## Stated goal
Send back all the data below, exactly as given.

## Excerpted data

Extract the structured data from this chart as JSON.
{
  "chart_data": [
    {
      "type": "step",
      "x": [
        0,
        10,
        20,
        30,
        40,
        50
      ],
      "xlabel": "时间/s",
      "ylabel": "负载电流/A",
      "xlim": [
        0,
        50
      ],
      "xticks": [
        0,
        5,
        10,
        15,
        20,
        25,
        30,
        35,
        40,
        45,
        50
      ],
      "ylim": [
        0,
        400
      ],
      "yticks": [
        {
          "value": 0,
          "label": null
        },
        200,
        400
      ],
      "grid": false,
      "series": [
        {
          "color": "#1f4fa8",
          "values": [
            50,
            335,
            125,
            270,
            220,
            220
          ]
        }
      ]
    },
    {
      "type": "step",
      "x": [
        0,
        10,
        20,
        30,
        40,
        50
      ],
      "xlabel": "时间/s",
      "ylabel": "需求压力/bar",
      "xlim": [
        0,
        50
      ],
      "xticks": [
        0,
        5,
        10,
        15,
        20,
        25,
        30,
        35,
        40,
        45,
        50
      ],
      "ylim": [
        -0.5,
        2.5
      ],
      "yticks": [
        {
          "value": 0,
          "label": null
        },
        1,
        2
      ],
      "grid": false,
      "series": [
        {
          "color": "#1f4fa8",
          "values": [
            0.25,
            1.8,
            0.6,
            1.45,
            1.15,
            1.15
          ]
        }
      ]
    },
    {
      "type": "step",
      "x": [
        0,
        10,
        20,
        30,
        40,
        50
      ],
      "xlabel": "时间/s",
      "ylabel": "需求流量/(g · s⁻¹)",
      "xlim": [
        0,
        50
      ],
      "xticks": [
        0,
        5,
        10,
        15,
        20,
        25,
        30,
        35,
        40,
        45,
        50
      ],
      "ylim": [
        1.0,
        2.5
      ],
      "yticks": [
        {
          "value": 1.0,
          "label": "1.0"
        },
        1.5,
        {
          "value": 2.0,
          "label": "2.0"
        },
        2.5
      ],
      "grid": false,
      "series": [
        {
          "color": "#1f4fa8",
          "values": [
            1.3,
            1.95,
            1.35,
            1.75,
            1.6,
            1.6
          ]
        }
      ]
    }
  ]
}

## Solution to this task
Extract the structured data from this chart as JSON.
{
  "chart_data": [
    {
      "type": "step",
      "x": [
        0,
        10,
        20,
        30,
        40,
        50
      ],
      "xlabel": "时间/s",
      "ylabel": "负载电流/A",
      "xlim": [
        0,
        50
      ],
      "xticks": [
        0,
        5,
        10,
        15,
        20,
        25,
        30,
        35,
        40,
        45,
        50
      ],
      "ylim": [
        0,
        400
      ],
      "yticks": [
        {
          "value": 0,
          "label": null
        },
        200,
        400
      ],
      "grid": false,
      "series": [
        {
          "color": "#1f4fa8",
          "values": [
            50,
            335,
            125,
            270,
            220,
            220
          ]
        }
      ]
    },
    {
      "type": "step",
      "x": [
        0,
        10,
        20,
        30,
        40,
        50
      ],
      "xlabel": "时间/s",
      "ylabel": "需求压力/bar",
      "xlim": [
        0,
        50
      ],
      "xticks": [
        0,
        5,
        10,
        15,
        20,
        25,
        30,
        35,
        40,
        45,
        50
      ],
      "ylim": [
        -0.5,
        2.5
      ],
      "yticks": [
        {
          "value": 0,
          "label": null
        },
        1,
        2
      ],
      "grid": false,
      "series": [
        {
          "color": "#1f4fa8",
          "values": [
            0.25,
            1.8,
            0.6,
            1.45,
            1.15,
            1.15
          ]
        }
      ]
    },
    {
      "type": "step",
      "x": [
        0,
        10,
        20,
        30,
        40,
        50
      ],
      "xlabel": "时间/s",
      "ylabel": "需求流量/(g · s⁻¹)",
      "xlim": [
        0,
        50
      ],
      "xticks": [
        0,
        5,
        10,
        15,
        20,
        25,
        30,
        35,
        40,
        45,
        50
      ],
      "ylim": [
        1.0,
        2.5
      ],
      "yticks": [
        {
          "value": 1.0,
          "label": "1.0"
        },
        1.5,
        {
          "value": 2.0,
          "label": "2.0"
        },
        2.5
      ],
      "grid": false,
      "series": [
        {
          "color": "#1f4fa8",
          "values": [
            1.3,
            1.95,
            1.35,
            1.75,
            1.6,
            1.6
          ]
        }
      ]
    }
  ]
}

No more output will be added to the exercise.